### YOUR OBJECTIVE
Using the material below, copy every line where "доступа" appears.

[Recorded data]
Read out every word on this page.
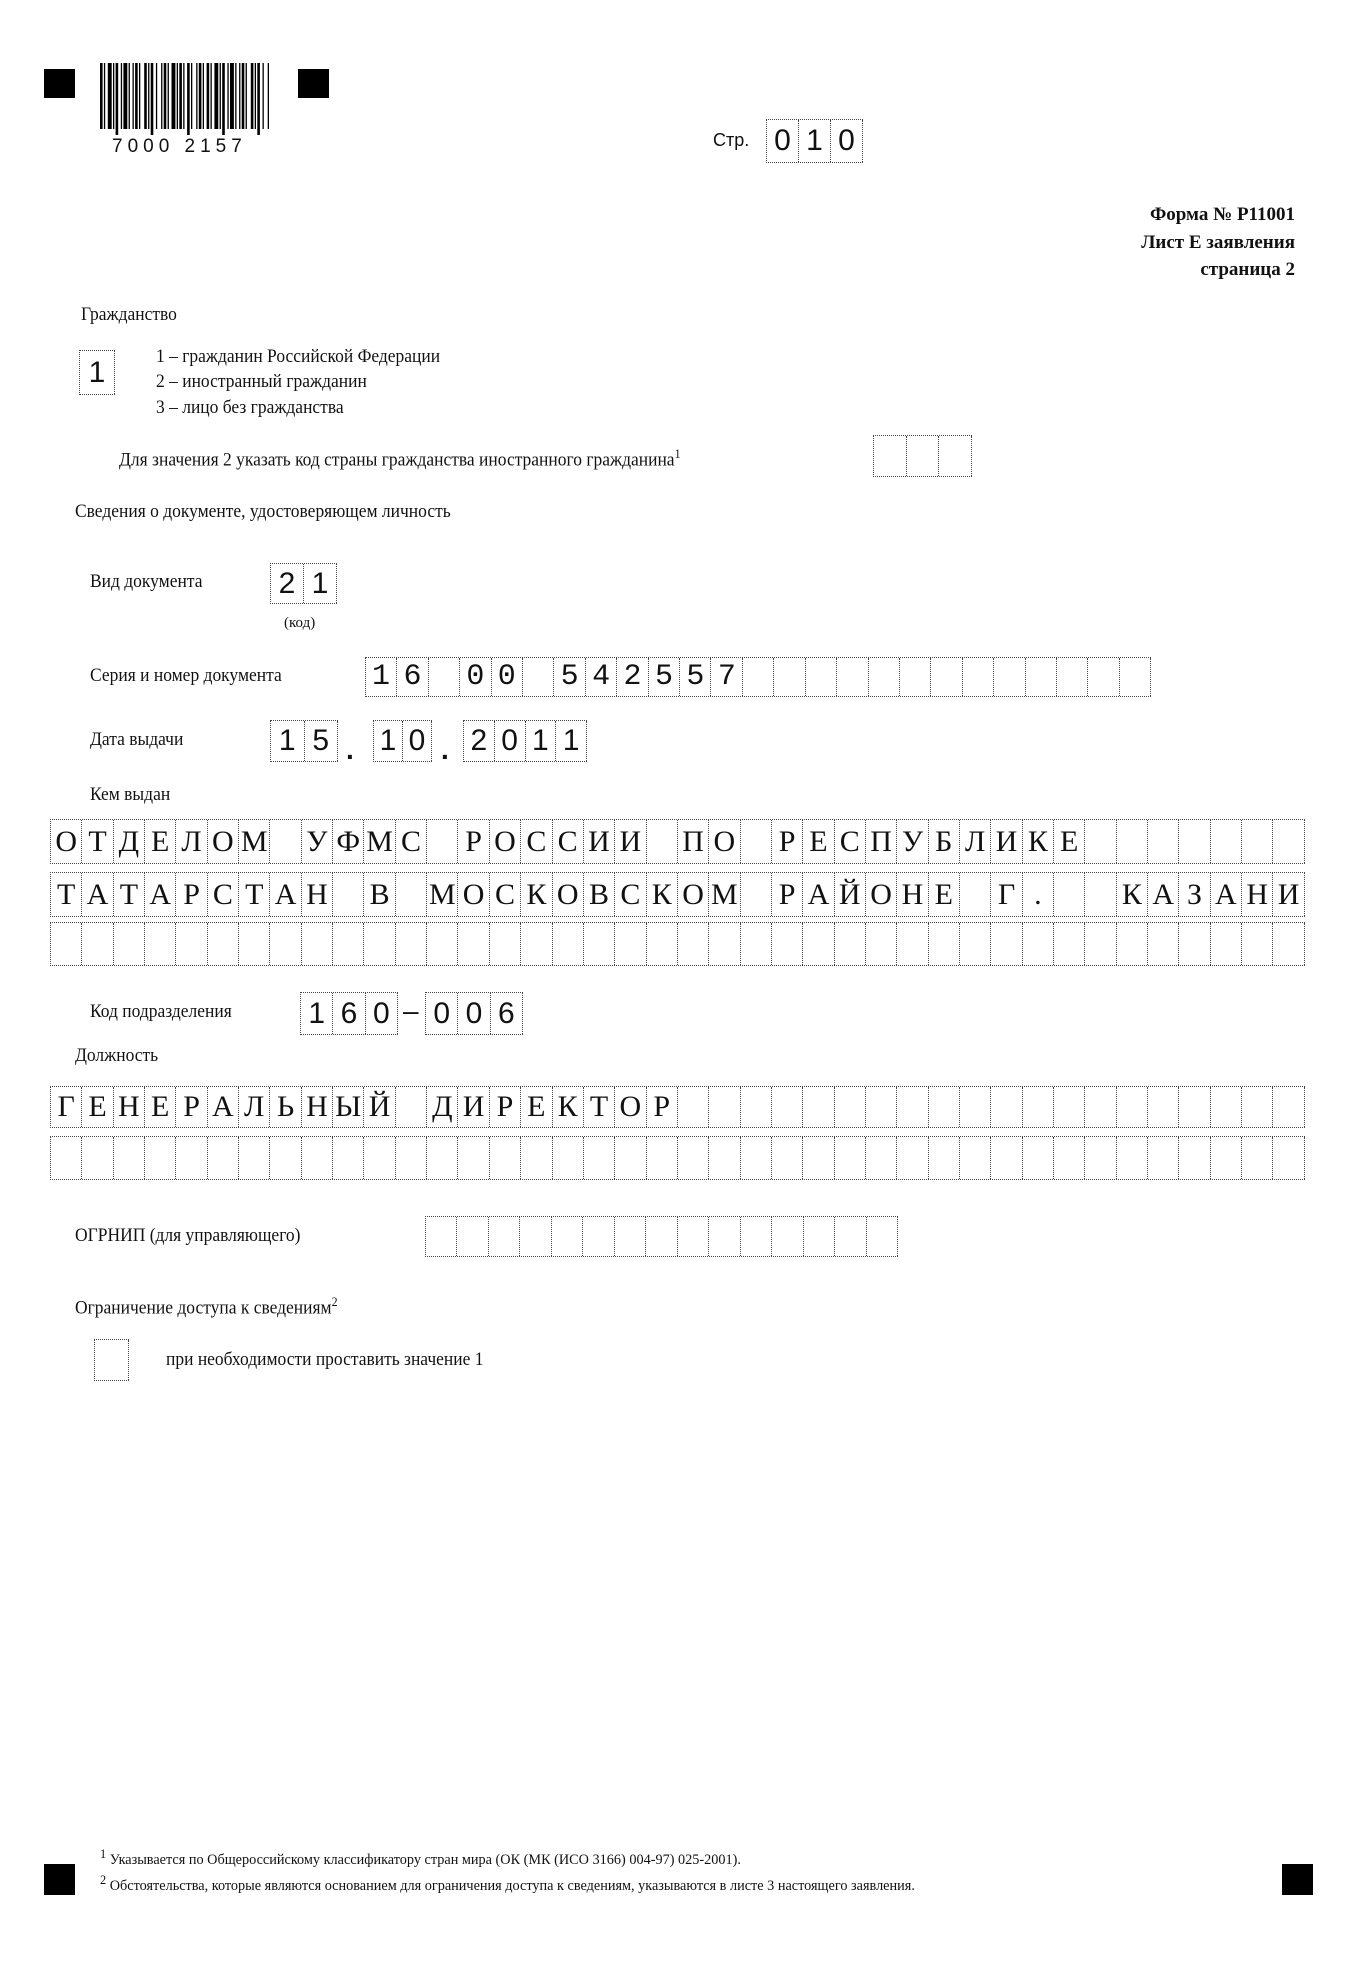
7000 2157	Стр. 0 1 0
Форма № Р11001
Лист Е заявления
страница 2
Гражданство
1	1 – гражданин Российской Федерации
2 – иностранный гражданин
3 – лицо без гражданства
Для значения 2 указать код страны гражданства иностранного гражданина$^1$
Сведения о документе, удостоверяющем личность
Вид документа	2 1
(код)
Серия и номер документа	16 00 542557
Дата выдачи	1 5 . 1 0 . 2 0 1 1
Кем выдан
О Т Д Е Л О М У Ф М С Р О С С И И П О Р Е С П У Б Л И К Е
Т А Т А Р С Т А Н В М О С К О В С К О М Р А Й О Н Е Г .	К А З А Н И
Код подразделения	1 6 0 – 0 0 6
Должность
Г Е Н Е Р А Л Ь Н Ы Й Д И Р Е К Т О Р
ОГРНИП (для управляющего)
Ограничение доступа к сведениям$^2$
при необходимости проставить значение 1
$^1$ Указывается по Общероссийскому классификатору стран мира (ОК (МК (ИСО 3166) 004-97) 025-2001).
$^2$ Обстоятельства, которые являются основанием для ограничения доступа к сведениям, указываются в листе 3 настоящего заявления.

### SOLUTION FOR THIS EXERCISE
Ограничение доступа к сведениям$^2$
$^2$ Обстоятельства, которые являются основанием для ограничения доступа к сведениям, указываются в листе 3 настоящего заявления.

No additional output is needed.